#### [Records excerpted from a collection]
#####
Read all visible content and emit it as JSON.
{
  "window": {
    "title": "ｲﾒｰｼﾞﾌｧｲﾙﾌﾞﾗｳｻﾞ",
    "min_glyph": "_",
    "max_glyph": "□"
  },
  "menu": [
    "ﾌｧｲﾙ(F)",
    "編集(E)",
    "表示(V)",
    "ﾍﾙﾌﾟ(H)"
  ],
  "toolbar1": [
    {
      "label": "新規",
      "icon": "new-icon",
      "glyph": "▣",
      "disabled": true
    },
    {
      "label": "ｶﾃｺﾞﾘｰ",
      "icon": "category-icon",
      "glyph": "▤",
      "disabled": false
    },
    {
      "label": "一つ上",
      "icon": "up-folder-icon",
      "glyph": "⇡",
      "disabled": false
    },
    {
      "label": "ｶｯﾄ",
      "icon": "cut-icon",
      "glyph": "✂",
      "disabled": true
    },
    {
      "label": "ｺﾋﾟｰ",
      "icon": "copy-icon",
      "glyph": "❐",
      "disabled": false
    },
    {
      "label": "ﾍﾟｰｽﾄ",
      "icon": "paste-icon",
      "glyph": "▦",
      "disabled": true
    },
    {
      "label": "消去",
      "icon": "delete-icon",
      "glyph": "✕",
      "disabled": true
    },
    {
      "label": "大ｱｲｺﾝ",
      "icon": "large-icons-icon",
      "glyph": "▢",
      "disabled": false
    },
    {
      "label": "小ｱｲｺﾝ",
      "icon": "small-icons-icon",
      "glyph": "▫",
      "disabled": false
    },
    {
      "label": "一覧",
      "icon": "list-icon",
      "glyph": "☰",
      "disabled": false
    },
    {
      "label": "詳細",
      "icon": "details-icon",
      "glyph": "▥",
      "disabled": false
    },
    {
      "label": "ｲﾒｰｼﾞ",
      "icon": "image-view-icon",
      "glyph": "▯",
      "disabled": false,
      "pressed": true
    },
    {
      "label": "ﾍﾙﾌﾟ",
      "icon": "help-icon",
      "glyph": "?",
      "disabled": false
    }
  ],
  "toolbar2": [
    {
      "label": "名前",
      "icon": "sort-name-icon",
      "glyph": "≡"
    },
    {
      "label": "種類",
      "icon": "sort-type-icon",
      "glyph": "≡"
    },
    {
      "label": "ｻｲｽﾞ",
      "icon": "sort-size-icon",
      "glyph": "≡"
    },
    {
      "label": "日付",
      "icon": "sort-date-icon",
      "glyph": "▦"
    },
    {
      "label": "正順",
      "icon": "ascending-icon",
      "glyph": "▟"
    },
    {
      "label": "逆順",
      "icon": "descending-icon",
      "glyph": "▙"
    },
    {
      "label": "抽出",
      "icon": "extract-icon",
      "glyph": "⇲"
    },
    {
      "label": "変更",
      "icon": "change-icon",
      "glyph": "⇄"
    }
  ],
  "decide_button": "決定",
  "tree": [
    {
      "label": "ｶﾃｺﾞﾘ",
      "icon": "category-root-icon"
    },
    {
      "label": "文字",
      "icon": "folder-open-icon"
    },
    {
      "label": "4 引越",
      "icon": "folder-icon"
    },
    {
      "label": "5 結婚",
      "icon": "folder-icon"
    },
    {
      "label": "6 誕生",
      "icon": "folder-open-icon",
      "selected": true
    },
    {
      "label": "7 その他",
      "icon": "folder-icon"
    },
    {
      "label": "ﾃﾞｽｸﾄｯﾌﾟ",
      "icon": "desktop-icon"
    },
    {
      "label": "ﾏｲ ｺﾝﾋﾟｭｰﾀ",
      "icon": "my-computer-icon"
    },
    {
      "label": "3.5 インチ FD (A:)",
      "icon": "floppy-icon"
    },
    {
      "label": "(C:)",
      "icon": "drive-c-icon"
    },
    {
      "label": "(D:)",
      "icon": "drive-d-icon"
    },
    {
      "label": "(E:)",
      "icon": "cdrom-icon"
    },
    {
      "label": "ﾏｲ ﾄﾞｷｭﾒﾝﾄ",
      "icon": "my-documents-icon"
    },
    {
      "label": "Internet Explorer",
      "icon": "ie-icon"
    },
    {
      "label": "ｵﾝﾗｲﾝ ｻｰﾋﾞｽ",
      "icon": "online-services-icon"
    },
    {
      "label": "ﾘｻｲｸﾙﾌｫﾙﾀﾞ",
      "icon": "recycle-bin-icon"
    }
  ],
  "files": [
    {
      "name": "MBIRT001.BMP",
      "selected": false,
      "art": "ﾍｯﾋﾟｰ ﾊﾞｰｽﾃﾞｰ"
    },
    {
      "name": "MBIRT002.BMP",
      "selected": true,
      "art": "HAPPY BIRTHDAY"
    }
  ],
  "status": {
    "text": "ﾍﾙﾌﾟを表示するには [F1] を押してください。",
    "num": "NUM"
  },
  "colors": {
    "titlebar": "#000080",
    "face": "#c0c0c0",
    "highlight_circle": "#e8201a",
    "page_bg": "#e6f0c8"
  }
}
#####
Please reproduce every line of the material word for word.

Read all visible content and emit it as JSON.
{
  "window": {
    "title": "ｲﾒｰｼﾞﾌｧｲﾙﾌﾞﾗｳｻﾞ",
    "min_glyph": "_",
    "max_glyph": "□"
  },
  "menu": [
    "ﾌｧｲﾙ(F)",
    "編集(E)",
    "表示(V)",
    "ﾍﾙﾌﾟ(H)"
  ],
  "toolbar1": [
    {
      "label": "新規",
      "icon": "new-icon",
      "glyph": "▣",
      "disabled": true
    },
    {
      "label": "ｶﾃｺﾞﾘｰ",
      "icon": "category-icon",
      "glyph": "▤",
      "disabled": false
    },
    {
      "label": "一つ上",
      "icon": "up-folder-icon",
      "glyph": "⇡",
      "disabled": false
    },
    {
      "label": "ｶｯﾄ",
      "icon": "cut-icon",
      "glyph": "✂",
      "disabled": true
    },
    {
      "label": "ｺﾋﾟｰ",
      "icon": "copy-icon",
      "glyph": "❐",
      "disabled": false
    },
    {
      "label": "ﾍﾟｰｽﾄ",
      "icon": "paste-icon",
      "glyph": "▦",
      "disabled": true
    },
    {
      "label": "消去",
      "icon": "delete-icon",
      "glyph": "✕",
      "disabled": true
    },
    {
      "label": "大ｱｲｺﾝ",
      "icon": "large-icons-icon",
      "glyph": "▢",
      "disabled": false
    },
    {
      "label": "小ｱｲｺﾝ",
      "icon": "small-icons-icon",
      "glyph": "▫",
      "disabled": false
    },
    {
      "label": "一覧",
      "icon": "list-icon",
      "glyph": "☰",
      "disabled": false
    },
    {
      "label": "詳細",
      "icon": "details-icon",
      "glyph": "▥",
      "disabled": false
    },
    {
      "label": "ｲﾒｰｼﾞ",
      "icon": "image-view-icon",
      "glyph": "▯",
      "disabled": false,
      "pressed": true
    },
    {
      "label": "ﾍﾙﾌﾟ",
      "icon": "help-icon",
      "glyph": "?",
      "disabled": false
    }
  ],
  "toolbar2": [
    {
      "label": "名前",
      "icon": "sort-name-icon",
      "glyph": "≡"
    },
    {
      "label": "種類",
      "icon": "sort-type-icon",
      "glyph": "≡"
    },
    {
      "label": "ｻｲｽﾞ",
      "icon": "sort-size-icon",
      "glyph": "≡"
    },
    {
      "label": "日付",
      "icon": "sort-date-icon",
      "glyph": "▦"
    },
    {
      "label": "正順",
      "icon": "ascending-icon",
      "glyph": "▟"
    },
    {
      "label": "逆順",
      "icon": "descending-icon",
      "glyph": "▙"
    },
    {
      "label": "抽出",
      "icon": "extract-icon",
      "glyph": "⇲"
    },
    {
      "label": "変更",
      "icon": "change-icon",
      "glyph": "⇄"
    }
  ],
  "decide_button": "決定",
  "tree": [
    {
      "label": "ｶﾃｺﾞﾘ",
      "icon": "category-root-icon"
    },
    {
      "label": "文字",
      "icon": "folder-open-icon"
    },
    {
      "label": "4 引越",
      "icon": "folder-icon"
    },
    {
      "label": "5 結婚",
      "icon": "folder-icon"
    },
    {
      "label": "6 誕生",
      "icon": "folder-open-icon",
      "selected": true
    },
    {
      "label": "7 その他",
      "icon": "folder-icon"
    },
    {
      "label": "ﾃﾞｽｸﾄｯﾌﾟ",
      "icon": "desktop-icon"
    },
    {
      "label": "ﾏｲ ｺﾝﾋﾟｭｰﾀ",
      "icon": "my-computer-icon"
    },
    {
      "label": "3.5 インチ FD (A:)",
      "icon": "floppy-icon"
    },
    {
      "label": "(C:)",
      "icon": "drive-c-icon"
    },
    {
      "label": "(D:)",
      "icon": "drive-d-icon"
    },
    {
      "label": "(E:)",
      "icon": "cdrom-icon"
    },
    {
      "label": "ﾏｲ ﾄﾞｷｭﾒﾝﾄ",
      "icon": "my-documents-icon"
    },
    {
      "label": "Internet Explorer",
      "icon": "ie-icon"
    },
    {
      "label": "ｵﾝﾗｲﾝ ｻｰﾋﾞｽ",
      "icon": "online-services-icon"
    },
    {
      "label": "ﾘｻｲｸﾙﾌｫﾙﾀﾞ",
      "icon": "recycle-bin-icon"
    }
  ],
  "files": [
    {
      "name": "MBIRT001.BMP",
      "selected": false,
      "art": "ﾍｯﾋﾟｰ ﾊﾞｰｽﾃﾞｰ"
    },
    {
      "name": "MBIRT002.BMP",
      "selected": true,
      "art": "HAPPY BIRTHDAY"
    }
  ],
  "status": {
    "text": "ﾍﾙﾌﾟを表示するには [F1] を押してください。",
    "num": "NUM"
  },
  "colors": {
    "titlebar": "#000080",
    "face": "#c0c0c0",
    "highlight_circle": "#e8201a",
    "page_bg": "#e6f0c8"
  }
}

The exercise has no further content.